TASK OBJECTIVE: Take each line containing the word "heat" and copy it.

-*-*-

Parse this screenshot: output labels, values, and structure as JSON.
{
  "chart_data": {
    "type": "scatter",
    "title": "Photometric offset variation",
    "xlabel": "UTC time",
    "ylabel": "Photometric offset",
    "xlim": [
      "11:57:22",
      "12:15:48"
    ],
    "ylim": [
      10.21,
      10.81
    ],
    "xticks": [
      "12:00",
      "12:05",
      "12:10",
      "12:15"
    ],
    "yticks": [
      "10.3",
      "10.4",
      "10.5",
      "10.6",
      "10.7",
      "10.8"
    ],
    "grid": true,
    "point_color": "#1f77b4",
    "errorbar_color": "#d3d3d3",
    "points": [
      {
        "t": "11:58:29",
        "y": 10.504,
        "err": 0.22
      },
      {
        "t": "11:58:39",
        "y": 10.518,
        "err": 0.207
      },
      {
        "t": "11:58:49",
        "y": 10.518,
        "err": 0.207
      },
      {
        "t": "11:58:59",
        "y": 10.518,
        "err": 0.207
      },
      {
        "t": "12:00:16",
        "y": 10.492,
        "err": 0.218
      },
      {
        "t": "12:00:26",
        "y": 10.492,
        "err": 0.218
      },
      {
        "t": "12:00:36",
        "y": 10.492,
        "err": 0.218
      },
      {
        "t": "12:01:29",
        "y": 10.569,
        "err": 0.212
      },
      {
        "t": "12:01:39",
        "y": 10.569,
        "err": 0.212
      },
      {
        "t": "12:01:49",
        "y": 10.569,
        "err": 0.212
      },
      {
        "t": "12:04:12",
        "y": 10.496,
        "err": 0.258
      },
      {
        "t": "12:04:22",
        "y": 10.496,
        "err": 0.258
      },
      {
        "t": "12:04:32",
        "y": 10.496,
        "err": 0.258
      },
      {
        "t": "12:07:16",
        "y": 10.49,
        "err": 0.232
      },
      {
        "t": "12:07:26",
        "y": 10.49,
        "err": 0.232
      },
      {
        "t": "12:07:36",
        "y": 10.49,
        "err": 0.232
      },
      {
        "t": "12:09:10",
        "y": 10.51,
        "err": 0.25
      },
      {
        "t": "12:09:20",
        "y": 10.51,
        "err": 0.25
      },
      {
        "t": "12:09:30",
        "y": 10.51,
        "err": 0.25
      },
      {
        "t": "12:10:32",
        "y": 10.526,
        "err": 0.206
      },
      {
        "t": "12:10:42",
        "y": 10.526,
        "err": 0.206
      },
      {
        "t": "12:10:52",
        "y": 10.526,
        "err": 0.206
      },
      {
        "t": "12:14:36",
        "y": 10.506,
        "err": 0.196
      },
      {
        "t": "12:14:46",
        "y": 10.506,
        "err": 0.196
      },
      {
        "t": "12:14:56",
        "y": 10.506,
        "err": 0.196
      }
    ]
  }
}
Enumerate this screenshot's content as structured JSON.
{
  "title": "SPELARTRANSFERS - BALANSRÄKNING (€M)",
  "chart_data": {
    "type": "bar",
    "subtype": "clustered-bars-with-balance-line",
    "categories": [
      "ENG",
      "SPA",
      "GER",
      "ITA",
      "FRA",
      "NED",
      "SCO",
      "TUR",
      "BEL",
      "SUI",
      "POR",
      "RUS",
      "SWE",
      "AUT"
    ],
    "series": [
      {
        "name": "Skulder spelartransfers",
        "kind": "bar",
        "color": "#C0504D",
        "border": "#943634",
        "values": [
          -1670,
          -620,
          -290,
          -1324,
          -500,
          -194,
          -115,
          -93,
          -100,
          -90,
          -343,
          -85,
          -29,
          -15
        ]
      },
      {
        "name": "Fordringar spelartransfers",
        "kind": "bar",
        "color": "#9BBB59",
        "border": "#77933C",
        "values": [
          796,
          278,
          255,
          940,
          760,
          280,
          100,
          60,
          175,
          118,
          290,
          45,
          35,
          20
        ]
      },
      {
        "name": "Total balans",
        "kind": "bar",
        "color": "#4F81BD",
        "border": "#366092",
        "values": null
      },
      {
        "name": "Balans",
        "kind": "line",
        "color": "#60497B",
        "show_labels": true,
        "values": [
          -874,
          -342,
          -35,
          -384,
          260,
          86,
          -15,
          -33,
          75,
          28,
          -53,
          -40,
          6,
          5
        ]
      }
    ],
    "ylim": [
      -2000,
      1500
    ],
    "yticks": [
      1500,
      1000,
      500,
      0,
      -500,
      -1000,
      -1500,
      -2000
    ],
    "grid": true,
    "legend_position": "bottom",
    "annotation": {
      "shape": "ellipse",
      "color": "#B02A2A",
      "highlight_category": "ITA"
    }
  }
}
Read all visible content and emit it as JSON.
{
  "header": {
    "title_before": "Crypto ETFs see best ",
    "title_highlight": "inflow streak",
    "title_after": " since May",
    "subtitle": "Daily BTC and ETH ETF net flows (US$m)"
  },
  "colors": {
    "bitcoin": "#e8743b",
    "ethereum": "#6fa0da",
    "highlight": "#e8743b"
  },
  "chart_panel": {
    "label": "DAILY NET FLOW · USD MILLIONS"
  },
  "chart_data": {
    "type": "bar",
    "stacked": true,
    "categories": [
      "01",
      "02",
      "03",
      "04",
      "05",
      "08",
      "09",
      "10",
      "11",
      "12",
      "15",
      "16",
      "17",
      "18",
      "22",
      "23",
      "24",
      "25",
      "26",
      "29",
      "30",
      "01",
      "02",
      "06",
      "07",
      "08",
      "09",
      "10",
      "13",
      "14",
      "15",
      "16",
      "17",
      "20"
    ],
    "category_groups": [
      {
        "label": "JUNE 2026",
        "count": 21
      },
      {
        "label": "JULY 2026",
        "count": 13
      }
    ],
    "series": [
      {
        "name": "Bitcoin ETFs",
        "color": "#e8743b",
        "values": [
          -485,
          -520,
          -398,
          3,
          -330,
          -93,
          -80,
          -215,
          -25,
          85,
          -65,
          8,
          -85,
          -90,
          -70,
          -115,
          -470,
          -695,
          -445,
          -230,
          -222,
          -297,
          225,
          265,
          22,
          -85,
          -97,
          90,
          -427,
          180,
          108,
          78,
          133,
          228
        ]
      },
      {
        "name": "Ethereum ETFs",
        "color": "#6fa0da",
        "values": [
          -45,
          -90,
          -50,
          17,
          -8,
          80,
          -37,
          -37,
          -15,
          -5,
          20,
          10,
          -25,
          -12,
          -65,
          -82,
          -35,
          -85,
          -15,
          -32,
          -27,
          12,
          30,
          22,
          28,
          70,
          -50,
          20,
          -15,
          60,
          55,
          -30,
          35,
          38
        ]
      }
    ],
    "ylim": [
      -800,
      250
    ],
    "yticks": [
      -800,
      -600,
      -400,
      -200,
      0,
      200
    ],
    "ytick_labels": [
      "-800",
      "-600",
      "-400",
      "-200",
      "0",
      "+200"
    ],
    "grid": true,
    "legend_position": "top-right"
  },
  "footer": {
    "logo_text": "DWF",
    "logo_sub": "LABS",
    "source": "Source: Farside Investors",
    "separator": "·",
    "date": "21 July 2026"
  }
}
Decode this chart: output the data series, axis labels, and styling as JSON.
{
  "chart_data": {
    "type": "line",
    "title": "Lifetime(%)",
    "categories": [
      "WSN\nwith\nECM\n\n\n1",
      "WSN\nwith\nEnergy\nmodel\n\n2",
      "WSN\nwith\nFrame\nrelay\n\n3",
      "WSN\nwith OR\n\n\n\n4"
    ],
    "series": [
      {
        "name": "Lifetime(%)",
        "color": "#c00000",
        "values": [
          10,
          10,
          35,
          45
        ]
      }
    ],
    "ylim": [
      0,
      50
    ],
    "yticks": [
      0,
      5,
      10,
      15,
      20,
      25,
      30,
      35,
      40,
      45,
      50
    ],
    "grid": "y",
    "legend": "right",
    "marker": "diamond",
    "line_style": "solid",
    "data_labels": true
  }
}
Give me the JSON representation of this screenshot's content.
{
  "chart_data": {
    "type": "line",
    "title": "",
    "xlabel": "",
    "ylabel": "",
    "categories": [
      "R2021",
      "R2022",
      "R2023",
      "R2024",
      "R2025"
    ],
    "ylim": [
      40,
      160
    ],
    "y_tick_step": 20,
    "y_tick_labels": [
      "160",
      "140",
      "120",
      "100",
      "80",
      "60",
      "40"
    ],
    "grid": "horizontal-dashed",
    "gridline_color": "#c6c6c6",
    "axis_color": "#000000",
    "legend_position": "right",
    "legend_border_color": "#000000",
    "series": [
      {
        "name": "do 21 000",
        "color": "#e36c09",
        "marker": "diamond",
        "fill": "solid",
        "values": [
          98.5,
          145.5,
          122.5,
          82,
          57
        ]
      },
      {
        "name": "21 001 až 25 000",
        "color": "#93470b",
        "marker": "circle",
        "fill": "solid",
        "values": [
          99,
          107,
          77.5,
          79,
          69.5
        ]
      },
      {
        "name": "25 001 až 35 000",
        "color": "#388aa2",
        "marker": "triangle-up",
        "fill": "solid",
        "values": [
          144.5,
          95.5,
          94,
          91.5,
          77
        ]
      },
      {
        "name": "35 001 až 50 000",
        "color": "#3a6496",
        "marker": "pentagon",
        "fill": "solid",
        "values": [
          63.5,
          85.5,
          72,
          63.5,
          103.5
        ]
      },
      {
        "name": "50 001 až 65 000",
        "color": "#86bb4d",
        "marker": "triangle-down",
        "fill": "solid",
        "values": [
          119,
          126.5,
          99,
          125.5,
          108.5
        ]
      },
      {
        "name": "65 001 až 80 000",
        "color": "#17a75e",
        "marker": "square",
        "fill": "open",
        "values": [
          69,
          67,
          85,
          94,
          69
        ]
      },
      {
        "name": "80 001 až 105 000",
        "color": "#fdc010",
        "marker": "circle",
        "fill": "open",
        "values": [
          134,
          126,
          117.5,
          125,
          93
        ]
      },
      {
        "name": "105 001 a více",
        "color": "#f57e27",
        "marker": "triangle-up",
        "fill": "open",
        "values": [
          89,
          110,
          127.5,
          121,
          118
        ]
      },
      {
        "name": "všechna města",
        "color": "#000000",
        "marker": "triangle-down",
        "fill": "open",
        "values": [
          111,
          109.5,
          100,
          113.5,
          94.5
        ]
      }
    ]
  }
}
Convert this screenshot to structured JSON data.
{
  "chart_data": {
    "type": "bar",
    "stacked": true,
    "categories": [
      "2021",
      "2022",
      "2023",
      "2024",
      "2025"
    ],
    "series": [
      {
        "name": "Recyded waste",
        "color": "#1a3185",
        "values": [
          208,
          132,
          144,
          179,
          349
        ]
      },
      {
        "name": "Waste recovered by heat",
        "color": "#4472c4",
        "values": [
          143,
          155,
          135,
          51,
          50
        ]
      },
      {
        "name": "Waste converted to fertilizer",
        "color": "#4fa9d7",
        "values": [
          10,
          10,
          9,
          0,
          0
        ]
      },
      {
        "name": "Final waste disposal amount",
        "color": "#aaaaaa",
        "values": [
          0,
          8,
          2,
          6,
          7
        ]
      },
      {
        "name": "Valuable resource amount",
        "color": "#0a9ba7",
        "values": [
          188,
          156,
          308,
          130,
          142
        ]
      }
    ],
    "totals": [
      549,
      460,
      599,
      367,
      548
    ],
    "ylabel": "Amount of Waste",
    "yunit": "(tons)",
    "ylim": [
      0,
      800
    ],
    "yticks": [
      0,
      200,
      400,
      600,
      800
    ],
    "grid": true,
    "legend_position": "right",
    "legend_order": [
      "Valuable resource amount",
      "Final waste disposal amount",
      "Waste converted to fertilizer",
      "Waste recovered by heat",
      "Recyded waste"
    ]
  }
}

-*-*-

ANSWER TO THIS EXERCISE:
        "name": "Waste recovered by heat",
      "Waste recovered by heat",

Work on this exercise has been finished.